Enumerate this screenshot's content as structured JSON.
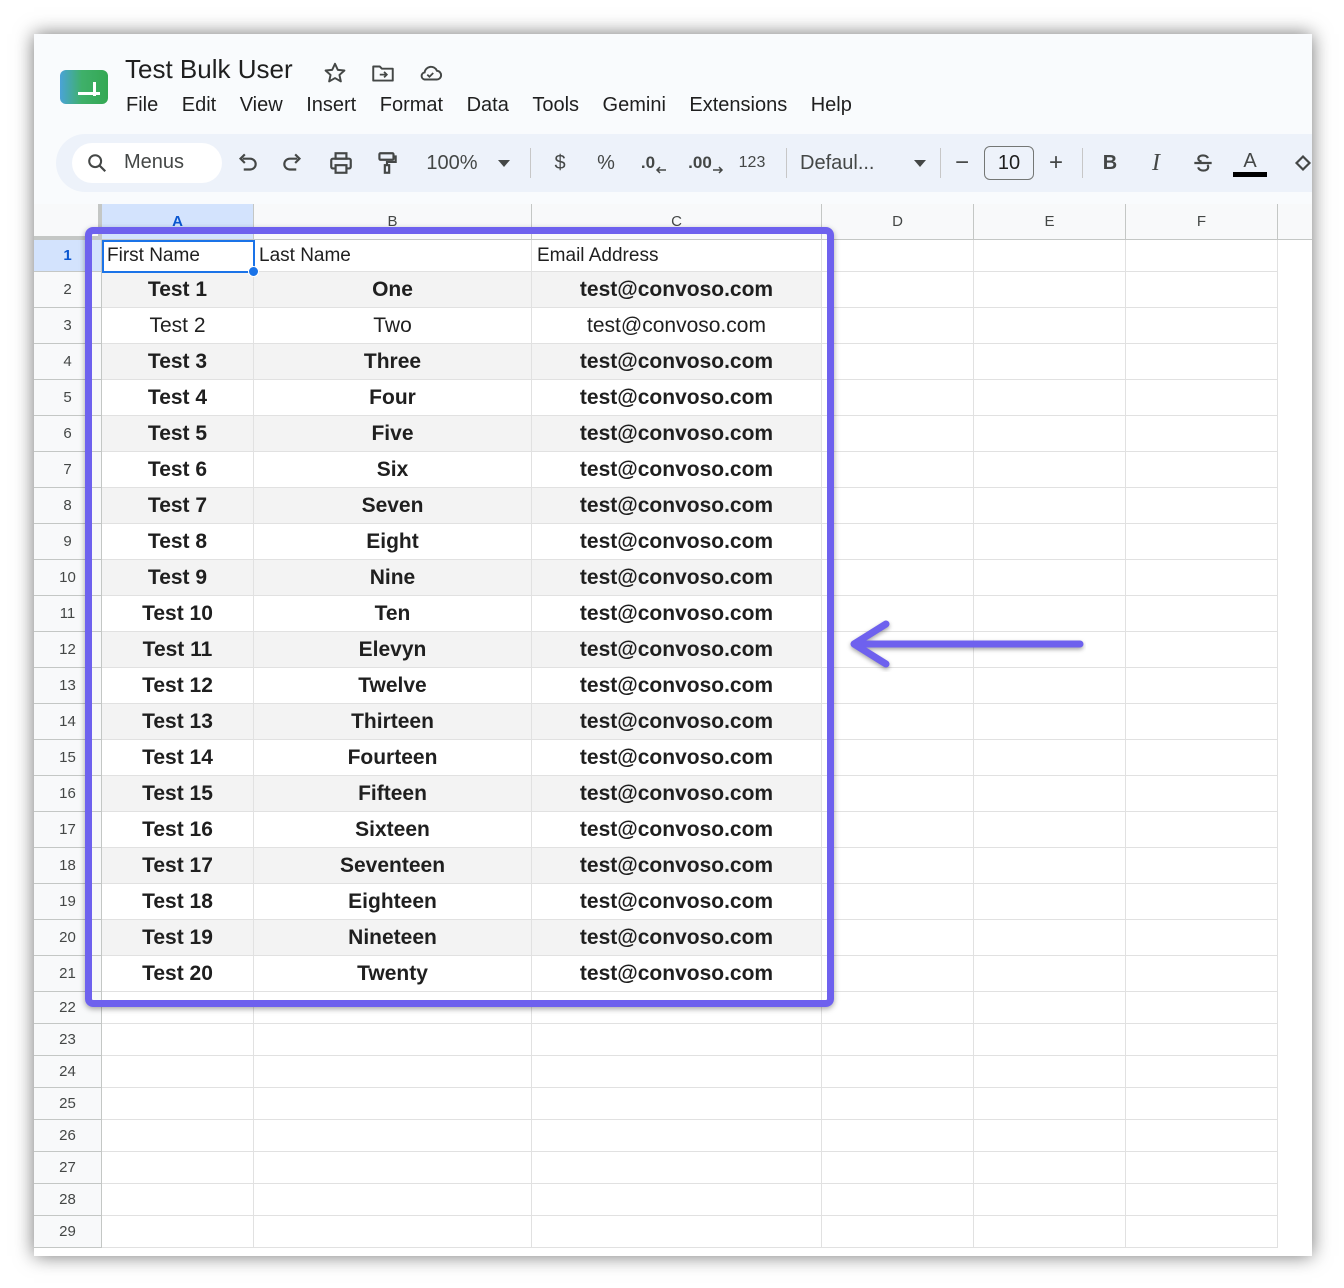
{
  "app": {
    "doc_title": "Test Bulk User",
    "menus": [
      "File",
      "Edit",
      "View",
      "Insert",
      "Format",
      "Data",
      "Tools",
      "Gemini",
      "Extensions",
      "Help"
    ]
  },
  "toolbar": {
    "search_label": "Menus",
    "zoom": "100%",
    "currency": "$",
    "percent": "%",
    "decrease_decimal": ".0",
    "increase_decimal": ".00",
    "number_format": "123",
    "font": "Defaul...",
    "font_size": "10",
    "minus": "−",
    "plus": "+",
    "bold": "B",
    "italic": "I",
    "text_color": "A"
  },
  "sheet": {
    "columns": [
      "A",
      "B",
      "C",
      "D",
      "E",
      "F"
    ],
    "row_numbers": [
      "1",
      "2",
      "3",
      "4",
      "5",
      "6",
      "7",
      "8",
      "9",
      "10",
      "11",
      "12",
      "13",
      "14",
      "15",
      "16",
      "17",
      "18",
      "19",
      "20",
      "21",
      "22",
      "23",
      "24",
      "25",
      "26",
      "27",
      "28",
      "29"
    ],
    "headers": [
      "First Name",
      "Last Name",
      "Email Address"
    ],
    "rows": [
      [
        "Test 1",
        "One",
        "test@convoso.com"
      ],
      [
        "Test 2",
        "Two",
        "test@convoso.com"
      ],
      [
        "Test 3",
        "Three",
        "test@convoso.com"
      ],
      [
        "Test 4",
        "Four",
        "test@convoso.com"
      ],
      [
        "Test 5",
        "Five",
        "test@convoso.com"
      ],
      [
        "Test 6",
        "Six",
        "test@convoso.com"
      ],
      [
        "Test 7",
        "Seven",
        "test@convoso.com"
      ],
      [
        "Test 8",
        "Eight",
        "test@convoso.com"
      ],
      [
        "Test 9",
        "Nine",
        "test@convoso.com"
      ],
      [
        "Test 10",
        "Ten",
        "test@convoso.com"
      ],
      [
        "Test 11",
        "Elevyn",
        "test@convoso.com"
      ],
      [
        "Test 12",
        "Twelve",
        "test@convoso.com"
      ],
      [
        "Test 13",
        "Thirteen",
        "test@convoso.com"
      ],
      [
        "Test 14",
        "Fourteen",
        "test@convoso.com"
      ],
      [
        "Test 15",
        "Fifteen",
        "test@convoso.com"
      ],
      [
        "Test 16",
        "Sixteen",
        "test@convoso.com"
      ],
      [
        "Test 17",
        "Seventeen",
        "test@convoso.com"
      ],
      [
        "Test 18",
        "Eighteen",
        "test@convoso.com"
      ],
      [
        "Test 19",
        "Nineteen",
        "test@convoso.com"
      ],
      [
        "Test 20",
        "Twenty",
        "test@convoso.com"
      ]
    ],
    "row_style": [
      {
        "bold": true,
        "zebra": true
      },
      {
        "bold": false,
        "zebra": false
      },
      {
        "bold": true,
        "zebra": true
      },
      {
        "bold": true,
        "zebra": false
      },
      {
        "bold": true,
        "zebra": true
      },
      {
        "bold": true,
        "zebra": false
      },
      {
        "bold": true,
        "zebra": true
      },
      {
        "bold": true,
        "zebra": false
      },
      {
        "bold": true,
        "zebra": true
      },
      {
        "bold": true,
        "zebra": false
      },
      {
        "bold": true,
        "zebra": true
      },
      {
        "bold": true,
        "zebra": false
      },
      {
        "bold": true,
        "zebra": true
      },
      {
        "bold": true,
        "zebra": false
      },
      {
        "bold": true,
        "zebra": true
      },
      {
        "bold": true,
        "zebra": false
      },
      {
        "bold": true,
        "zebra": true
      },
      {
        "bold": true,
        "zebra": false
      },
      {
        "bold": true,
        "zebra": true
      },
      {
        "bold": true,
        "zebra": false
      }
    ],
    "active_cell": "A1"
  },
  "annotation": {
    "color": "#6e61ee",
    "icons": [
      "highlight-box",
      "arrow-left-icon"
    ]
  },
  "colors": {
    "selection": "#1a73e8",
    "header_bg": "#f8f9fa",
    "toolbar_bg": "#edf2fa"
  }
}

──────────────────────────────

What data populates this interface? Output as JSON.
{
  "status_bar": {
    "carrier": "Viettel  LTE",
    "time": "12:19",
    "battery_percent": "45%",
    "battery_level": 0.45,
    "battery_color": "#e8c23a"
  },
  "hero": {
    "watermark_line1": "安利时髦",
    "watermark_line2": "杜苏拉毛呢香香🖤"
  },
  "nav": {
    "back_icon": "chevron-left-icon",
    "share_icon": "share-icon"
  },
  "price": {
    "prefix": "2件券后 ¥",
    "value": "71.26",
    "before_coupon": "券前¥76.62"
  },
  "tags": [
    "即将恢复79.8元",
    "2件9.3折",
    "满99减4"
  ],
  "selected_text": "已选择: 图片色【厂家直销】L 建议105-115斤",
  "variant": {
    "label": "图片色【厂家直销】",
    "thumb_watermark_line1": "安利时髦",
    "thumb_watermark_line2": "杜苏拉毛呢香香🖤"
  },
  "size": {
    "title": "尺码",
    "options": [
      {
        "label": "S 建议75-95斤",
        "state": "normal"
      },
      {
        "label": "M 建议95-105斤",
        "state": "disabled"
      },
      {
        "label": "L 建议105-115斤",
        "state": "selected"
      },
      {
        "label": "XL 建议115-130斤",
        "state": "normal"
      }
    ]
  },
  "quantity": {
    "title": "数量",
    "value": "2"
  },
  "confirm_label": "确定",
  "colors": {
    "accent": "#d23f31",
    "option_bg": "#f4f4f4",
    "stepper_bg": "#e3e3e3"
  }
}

──────────────────────────────

→ Exercise prompt:
Every line in the data that holds "杜苏拉毛呢香香" should be copied out.

→ Final result:
    "watermark_line2": "杜苏拉毛呢香香🖤"
    "thumb_watermark_line2": "杜苏拉毛呢香香🖤"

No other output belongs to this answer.